• [What is being asked]
Give the data a second time, exactly and in full.

• [Entries]

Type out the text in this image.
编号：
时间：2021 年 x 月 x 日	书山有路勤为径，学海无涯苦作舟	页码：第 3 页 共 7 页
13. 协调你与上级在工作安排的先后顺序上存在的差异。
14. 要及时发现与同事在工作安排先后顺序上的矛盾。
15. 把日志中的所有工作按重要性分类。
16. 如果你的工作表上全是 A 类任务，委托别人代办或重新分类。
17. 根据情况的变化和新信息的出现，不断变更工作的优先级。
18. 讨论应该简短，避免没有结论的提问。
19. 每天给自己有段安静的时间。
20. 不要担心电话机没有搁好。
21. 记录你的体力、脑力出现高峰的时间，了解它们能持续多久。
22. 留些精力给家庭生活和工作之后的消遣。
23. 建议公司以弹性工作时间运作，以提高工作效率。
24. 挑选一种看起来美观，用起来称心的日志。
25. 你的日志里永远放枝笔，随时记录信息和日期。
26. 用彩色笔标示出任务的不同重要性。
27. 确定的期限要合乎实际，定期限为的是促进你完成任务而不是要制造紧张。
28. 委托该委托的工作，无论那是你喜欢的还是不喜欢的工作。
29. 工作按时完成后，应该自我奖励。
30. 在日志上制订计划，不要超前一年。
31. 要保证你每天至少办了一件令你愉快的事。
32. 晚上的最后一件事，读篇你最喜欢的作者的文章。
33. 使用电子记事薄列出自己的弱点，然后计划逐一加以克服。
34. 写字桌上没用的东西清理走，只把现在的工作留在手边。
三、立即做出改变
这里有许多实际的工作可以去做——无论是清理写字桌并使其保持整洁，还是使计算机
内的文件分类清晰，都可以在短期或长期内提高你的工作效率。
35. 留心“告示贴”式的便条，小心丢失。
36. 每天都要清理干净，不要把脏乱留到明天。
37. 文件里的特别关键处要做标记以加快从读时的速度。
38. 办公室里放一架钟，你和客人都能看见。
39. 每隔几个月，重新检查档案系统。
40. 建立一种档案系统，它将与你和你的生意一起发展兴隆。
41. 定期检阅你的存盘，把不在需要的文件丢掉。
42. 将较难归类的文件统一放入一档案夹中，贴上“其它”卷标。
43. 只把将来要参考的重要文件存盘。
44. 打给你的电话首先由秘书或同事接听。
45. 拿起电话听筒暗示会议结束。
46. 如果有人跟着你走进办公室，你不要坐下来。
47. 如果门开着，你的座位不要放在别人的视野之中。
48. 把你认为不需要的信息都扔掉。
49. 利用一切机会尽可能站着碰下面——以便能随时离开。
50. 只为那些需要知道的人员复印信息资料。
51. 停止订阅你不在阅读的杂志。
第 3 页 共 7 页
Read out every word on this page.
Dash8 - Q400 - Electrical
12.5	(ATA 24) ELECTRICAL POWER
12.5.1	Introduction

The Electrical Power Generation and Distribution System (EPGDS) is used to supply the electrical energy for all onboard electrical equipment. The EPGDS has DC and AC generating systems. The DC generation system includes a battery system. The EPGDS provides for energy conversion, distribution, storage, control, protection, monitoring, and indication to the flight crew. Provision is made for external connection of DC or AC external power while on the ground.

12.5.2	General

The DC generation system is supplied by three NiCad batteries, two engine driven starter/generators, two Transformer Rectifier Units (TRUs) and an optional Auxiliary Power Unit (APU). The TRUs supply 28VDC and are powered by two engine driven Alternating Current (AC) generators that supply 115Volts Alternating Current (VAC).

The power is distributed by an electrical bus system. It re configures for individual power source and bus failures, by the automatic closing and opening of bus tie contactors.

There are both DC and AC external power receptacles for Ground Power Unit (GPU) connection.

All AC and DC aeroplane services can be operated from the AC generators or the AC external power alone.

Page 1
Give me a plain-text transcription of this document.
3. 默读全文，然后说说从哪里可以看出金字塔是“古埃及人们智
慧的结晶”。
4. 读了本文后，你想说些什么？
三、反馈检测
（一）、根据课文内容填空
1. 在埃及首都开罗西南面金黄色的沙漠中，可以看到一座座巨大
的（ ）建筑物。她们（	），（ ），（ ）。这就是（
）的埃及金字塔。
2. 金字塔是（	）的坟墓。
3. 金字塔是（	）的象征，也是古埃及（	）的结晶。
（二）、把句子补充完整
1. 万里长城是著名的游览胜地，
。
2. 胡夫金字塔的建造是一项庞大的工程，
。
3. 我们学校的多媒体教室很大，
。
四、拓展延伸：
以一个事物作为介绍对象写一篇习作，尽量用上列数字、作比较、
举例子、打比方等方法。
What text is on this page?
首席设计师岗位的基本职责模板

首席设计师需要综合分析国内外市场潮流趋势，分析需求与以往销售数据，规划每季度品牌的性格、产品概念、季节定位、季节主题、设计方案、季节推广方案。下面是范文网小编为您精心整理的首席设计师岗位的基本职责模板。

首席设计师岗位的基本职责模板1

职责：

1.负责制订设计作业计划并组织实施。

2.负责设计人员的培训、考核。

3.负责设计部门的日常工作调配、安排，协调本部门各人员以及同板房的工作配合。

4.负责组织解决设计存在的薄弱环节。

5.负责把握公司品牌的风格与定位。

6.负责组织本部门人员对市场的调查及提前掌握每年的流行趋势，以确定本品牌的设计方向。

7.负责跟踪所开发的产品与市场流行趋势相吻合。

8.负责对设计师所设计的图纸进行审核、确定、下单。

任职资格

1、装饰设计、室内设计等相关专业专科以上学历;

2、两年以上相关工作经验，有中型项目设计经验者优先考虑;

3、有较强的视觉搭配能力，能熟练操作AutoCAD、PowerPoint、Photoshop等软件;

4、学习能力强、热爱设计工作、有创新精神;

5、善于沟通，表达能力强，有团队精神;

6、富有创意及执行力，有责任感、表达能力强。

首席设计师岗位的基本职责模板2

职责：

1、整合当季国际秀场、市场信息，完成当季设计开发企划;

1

• [Solution for this task]
Type out the text in this image.
编号：
时间：2021 年 x 月 x 日	书山有路勤为径，学海无涯苦作舟	页码：第 3 页 共 7 页
13. 协调你与上级在工作安排的先后顺序上存在的差异。
14. 要及时发现与同事在工作安排先后顺序上的矛盾。
15. 把日志中的所有工作按重要性分类。
16. 如果你的工作表上全是 A 类任务，委托别人代办或重新分类。
17. 根据情况的变化和新信息的出现，不断变更工作的优先级。
18. 讨论应该简短，避免没有结论的提问。
19. 每天给自己有段安静的时间。
20. 不要担心电话机没有搁好。
21. 记录你的体力、脑力出现高峰的时间，了解它们能持续多久。
22. 留些精力给家庭生活和工作之后的消遣。
23. 建议公司以弹性工作时间运作，以提高工作效率。
24. 挑选一种看起来美观，用起来称心的日志。
25. 你的日志里永远放枝笔，随时记录信息和日期。
26. 用彩色笔标示出任务的不同重要性。
27. 确定的期限要合乎实际，定期限为的是促进你完成任务而不是要制造紧张。
28. 委托该委托的工作，无论那是你喜欢的还是不喜欢的工作。
29. 工作按时完成后，应该自我奖励。
30. 在日志上制订计划，不要超前一年。
31. 要保证你每天至少办了一件令你愉快的事。
32. 晚上的最后一件事，读篇你最喜欢的作者的文章。
33. 使用电子记事薄列出自己的弱点，然后计划逐一加以克服。
34. 写字桌上没用的东西清理走，只把现在的工作留在手边。
三、立即做出改变
这里有许多实际的工作可以去做——无论是清理写字桌并使其保持整洁，还是使计算机
内的文件分类清晰，都可以在短期或长期内提高你的工作效率。
35. 留心“告示贴”式的便条，小心丢失。
36. 每天都要清理干净，不要把脏乱留到明天。
37. 文件里的特别关键处要做标记以加快从读时的速度。
38. 办公室里放一架钟，你和客人都能看见。
39. 每隔几个月，重新检查档案系统。
40. 建立一种档案系统，它将与你和你的生意一起发展兴隆。
41. 定期检阅你的存盘，把不在需要的文件丢掉。
42. 将较难归类的文件统一放入一档案夹中，贴上“其它”卷标。
43. 只把将来要参考的重要文件存盘。
44. 打给你的电话首先由秘书或同事接听。
45. 拿起电话听筒暗示会议结束。
46. 如果有人跟着你走进办公室，你不要坐下来。
47. 如果门开着，你的座位不要放在别人的视野之中。
48. 把你认为不需要的信息都扔掉。
49. 利用一切机会尽可能站着碰下面——以便能随时离开。
50. 只为那些需要知道的人员复印信息资料。
51. 停止订阅你不在阅读的杂志。
第 3 页 共 7 页
Read out every word on this page.
Dash8 - Q400 - Electrical
12.5	(ATA 24) ELECTRICAL POWER
12.5.1	Introduction

The Electrical Power Generation and Distribution System (EPGDS) is used to supply the electrical energy for all onboard electrical equipment. The EPGDS has DC and AC generating systems. The DC generation system includes a battery system. The EPGDS provides for energy conversion, distribution, storage, control, protection, monitoring, and indication to the flight crew. Provision is made for external connection of DC or AC external power while on the ground.

12.5.2	General

The DC generation system is supplied by three NiCad batteries, two engine driven starter/generators, two Transformer Rectifier Units (TRUs) and an optional Auxiliary Power Unit (APU). The TRUs supply 28VDC and are powered by two engine driven Alternating Current (AC) generators that supply 115Volts Alternating Current (VAC).

The power is distributed by an electrical bus system. It re configures for individual power source and bus failures, by the automatic closing and opening of bus tie contactors.

There are both DC and AC external power receptacles for Ground Power Unit (GPU) connection.

All AC and DC aeroplane services can be operated from the AC generators or the AC external power alone.

Page 1
Give me a plain-text transcription of this document.
3. 默读全文，然后说说从哪里可以看出金字塔是“古埃及人们智
慧的结晶”。
4. 读了本文后，你想说些什么？
三、反馈检测
（一）、根据课文内容填空
1. 在埃及首都开罗西南面金黄色的沙漠中，可以看到一座座巨大
的（ ）建筑物。她们（	），（ ），（ ）。这就是（
）的埃及金字塔。
2. 金字塔是（	）的坟墓。
3. 金字塔是（	）的象征，也是古埃及（	）的结晶。
（二）、把句子补充完整
1. 万里长城是著名的游览胜地，
。
2. 胡夫金字塔的建造是一项庞大的工程，
。
3. 我们学校的多媒体教室很大，
。
四、拓展延伸：
以一个事物作为介绍对象写一篇习作，尽量用上列数字、作比较、
举例子、打比方等方法。
What text is on this page?
首席设计师岗位的基本职责模板

首席设计师需要综合分析国内外市场潮流趋势，分析需求与以往销售数据，规划每季度品牌的性格、产品概念、季节定位、季节主题、设计方案、季节推广方案。下面是范文网小编为您精心整理的首席设计师岗位的基本职责模板。

首席设计师岗位的基本职责模板1

职责：

1.负责制订设计作业计划并组织实施。

2.负责设计人员的培训、考核。

3.负责设计部门的日常工作调配、安排，协调本部门各人员以及同板房的工作配合。

4.负责组织解决设计存在的薄弱环节。

5.负责把握公司品牌的风格与定位。

6.负责组织本部门人员对市场的调查及提前掌握每年的流行趋势，以确定本品牌的设计方向。

7.负责跟踪所开发的产品与市场流行趋势相吻合。

8.负责对设计师所设计的图纸进行审核、确定、下单。

任职资格

1、装饰设计、室内设计等相关专业专科以上学历;

2、两年以上相关工作经验，有中型项目设计经验者优先考虑;

3、有较强的视觉搭配能力，能熟练操作AutoCAD、PowerPoint、Photoshop等软件;

4、学习能力强、热爱设计工作、有创新精神;

5、善于沟通，表达能力强，有团队精神;

6、富有创意及执行力，有责任感、表达能力强。

首席设计师岗位的基本职责模板2

职责：

1、整合当季国际秀场、市场信息，完成当季设计开发企划;

1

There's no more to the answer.